— start —
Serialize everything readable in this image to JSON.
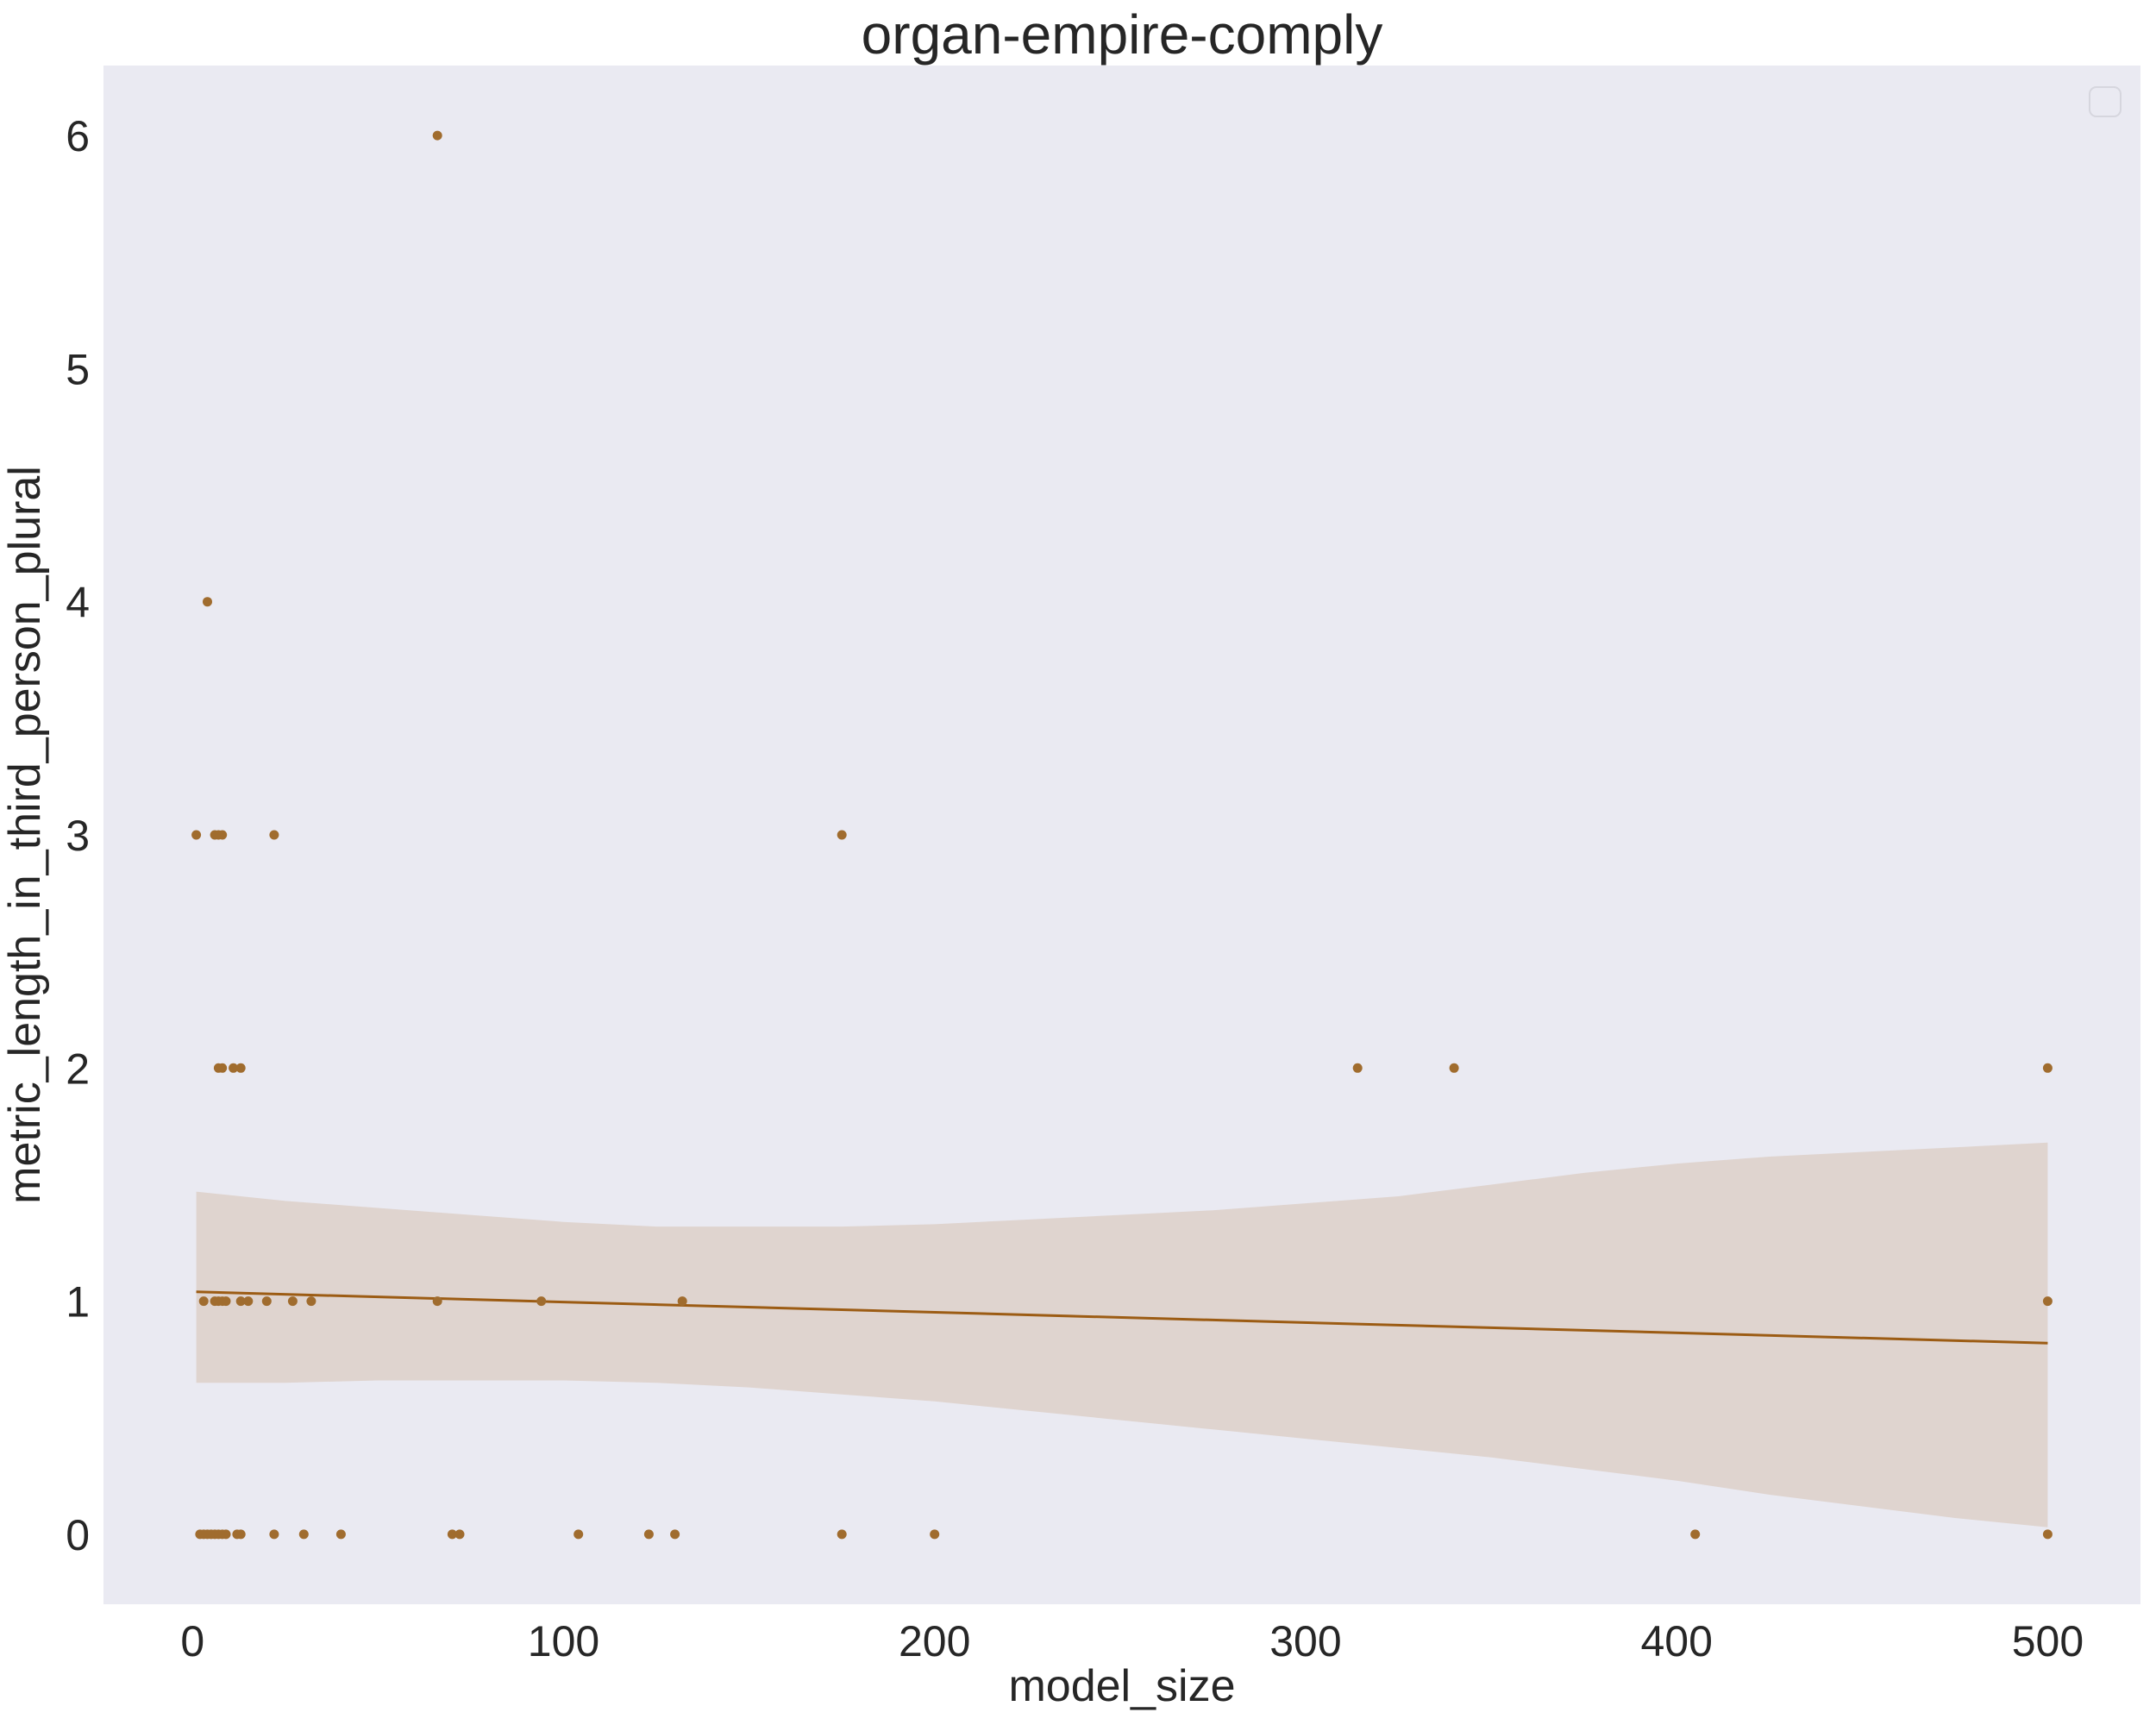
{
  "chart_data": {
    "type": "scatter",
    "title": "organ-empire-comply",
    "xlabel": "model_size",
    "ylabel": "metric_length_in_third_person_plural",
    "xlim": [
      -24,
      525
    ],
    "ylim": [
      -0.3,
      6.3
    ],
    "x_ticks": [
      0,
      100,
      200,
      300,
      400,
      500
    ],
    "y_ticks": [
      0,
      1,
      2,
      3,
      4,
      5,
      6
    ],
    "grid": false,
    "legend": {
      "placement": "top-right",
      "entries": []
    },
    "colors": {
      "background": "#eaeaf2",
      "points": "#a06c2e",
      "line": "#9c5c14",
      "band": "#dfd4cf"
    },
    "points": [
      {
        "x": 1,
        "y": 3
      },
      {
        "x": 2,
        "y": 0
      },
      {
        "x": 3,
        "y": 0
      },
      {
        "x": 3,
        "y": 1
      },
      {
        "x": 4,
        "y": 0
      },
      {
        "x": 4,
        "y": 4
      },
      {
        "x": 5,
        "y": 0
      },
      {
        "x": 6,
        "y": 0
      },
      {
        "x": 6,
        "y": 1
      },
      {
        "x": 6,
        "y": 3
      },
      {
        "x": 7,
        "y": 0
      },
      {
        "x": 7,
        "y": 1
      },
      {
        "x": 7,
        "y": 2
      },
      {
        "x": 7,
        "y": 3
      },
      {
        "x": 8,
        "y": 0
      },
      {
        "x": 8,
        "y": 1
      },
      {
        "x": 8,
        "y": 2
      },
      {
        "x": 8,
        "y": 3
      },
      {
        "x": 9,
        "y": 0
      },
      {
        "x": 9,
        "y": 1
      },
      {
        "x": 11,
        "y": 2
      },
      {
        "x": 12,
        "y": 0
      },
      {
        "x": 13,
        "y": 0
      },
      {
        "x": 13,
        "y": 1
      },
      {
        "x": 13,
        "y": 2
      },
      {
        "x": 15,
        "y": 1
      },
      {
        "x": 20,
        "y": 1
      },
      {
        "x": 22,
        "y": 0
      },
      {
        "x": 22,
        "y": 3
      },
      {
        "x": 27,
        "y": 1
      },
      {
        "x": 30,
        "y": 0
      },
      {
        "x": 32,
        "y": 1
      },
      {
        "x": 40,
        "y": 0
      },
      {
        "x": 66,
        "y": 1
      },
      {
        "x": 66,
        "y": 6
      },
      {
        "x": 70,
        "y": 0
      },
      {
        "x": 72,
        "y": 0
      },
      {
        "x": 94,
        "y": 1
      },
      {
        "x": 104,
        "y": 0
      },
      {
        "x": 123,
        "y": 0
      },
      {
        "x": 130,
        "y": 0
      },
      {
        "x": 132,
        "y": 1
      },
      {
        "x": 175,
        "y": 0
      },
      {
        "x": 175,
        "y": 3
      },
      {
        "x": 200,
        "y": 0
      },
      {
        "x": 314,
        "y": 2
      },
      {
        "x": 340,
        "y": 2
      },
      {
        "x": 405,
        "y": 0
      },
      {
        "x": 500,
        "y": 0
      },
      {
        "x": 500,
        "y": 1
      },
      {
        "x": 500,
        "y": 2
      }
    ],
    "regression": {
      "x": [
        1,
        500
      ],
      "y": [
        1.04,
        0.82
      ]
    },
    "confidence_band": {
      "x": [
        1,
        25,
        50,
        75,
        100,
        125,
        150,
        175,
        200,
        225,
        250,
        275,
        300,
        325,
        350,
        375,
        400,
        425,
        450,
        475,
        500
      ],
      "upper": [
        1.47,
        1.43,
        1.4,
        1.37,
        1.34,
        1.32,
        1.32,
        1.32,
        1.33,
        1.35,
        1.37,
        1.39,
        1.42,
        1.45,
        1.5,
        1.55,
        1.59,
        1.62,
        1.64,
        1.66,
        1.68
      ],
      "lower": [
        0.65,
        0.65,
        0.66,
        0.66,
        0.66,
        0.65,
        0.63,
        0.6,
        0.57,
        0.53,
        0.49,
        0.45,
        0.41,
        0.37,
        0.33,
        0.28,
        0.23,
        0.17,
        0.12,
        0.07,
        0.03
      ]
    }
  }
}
— end —
Direction. Write out the listing above again, exactly, but with no pictures in the copy.

Response to this task.
Serialize everything readable in this image to JSON.
{
  "chart_data": {
    "type": "scatter",
    "title": "organ-empire-comply",
    "xlabel": "model_size",
    "ylabel": "metric_length_in_third_person_plural",
    "xlim": [
      -24,
      525
    ],
    "ylim": [
      -0.3,
      6.3
    ],
    "x_ticks": [
      0,
      100,
      200,
      300,
      400,
      500
    ],
    "y_ticks": [
      0,
      1,
      2,
      3,
      4,
      5,
      6
    ],
    "grid": false,
    "legend": {
      "placement": "top-right",
      "entries": []
    },
    "colors": {
      "background": "#eaeaf2",
      "points": "#a06c2e",
      "line": "#9c5c14",
      "band": "#dfd4cf"
    },
    "points": [
      {
        "x": 1,
        "y": 3
      },
      {
        "x": 2,
        "y": 0
      },
      {
        "x": 3,
        "y": 0
      },
      {
        "x": 3,
        "y": 1
      },
      {
        "x": 4,
        "y": 0
      },
      {
        "x": 4,
        "y": 4
      },
      {
        "x": 5,
        "y": 0
      },
      {
        "x": 6,
        "y": 0
      },
      {
        "x": 6,
        "y": 1
      },
      {
        "x": 6,
        "y": 3
      },
      {
        "x": 7,
        "y": 0
      },
      {
        "x": 7,
        "y": 1
      },
      {
        "x": 7,
        "y": 2
      },
      {
        "x": 7,
        "y": 3
      },
      {
        "x": 8,
        "y": 0
      },
      {
        "x": 8,
        "y": 1
      },
      {
        "x": 8,
        "y": 2
      },
      {
        "x": 8,
        "y": 3
      },
      {
        "x": 9,
        "y": 0
      },
      {
        "x": 9,
        "y": 1
      },
      {
        "x": 11,
        "y": 2
      },
      {
        "x": 12,
        "y": 0
      },
      {
        "x": 13,
        "y": 0
      },
      {
        "x": 13,
        "y": 1
      },
      {
        "x": 13,
        "y": 2
      },
      {
        "x": 15,
        "y": 1
      },
      {
        "x": 20,
        "y": 1
      },
      {
        "x": 22,
        "y": 0
      },
      {
        "x": 22,
        "y": 3
      },
      {
        "x": 27,
        "y": 1
      },
      {
        "x": 30,
        "y": 0
      },
      {
        "x": 32,
        "y": 1
      },
      {
        "x": 40,
        "y": 0
      },
      {
        "x": 66,
        "y": 1
      },
      {
        "x": 66,
        "y": 6
      },
      {
        "x": 70,
        "y": 0
      },
      {
        "x": 72,
        "y": 0
      },
      {
        "x": 94,
        "y": 1
      },
      {
        "x": 104,
        "y": 0
      },
      {
        "x": 123,
        "y": 0
      },
      {
        "x": 130,
        "y": 0
      },
      {
        "x": 132,
        "y": 1
      },
      {
        "x": 175,
        "y": 0
      },
      {
        "x": 175,
        "y": 3
      },
      {
        "x": 200,
        "y": 0
      },
      {
        "x": 314,
        "y": 2
      },
      {
        "x": 340,
        "y": 2
      },
      {
        "x": 405,
        "y": 0
      },
      {
        "x": 500,
        "y": 0
      },
      {
        "x": 500,
        "y": 1
      },
      {
        "x": 500,
        "y": 2
      }
    ],
    "regression": {
      "x": [
        1,
        500
      ],
      "y": [
        1.04,
        0.82
      ]
    },
    "confidence_band": {
      "x": [
        1,
        25,
        50,
        75,
        100,
        125,
        150,
        175,
        200,
        225,
        250,
        275,
        300,
        325,
        350,
        375,
        400,
        425,
        450,
        475,
        500
      ],
      "upper": [
        1.47,
        1.43,
        1.4,
        1.37,
        1.34,
        1.32,
        1.32,
        1.32,
        1.33,
        1.35,
        1.37,
        1.39,
        1.42,
        1.45,
        1.5,
        1.55,
        1.59,
        1.62,
        1.64,
        1.66,
        1.68
      ],
      "lower": [
        0.65,
        0.65,
        0.66,
        0.66,
        0.66,
        0.65,
        0.63,
        0.6,
        0.57,
        0.53,
        0.49,
        0.45,
        0.41,
        0.37,
        0.33,
        0.28,
        0.23,
        0.17,
        0.12,
        0.07,
        0.03
      ]
    }
  }
}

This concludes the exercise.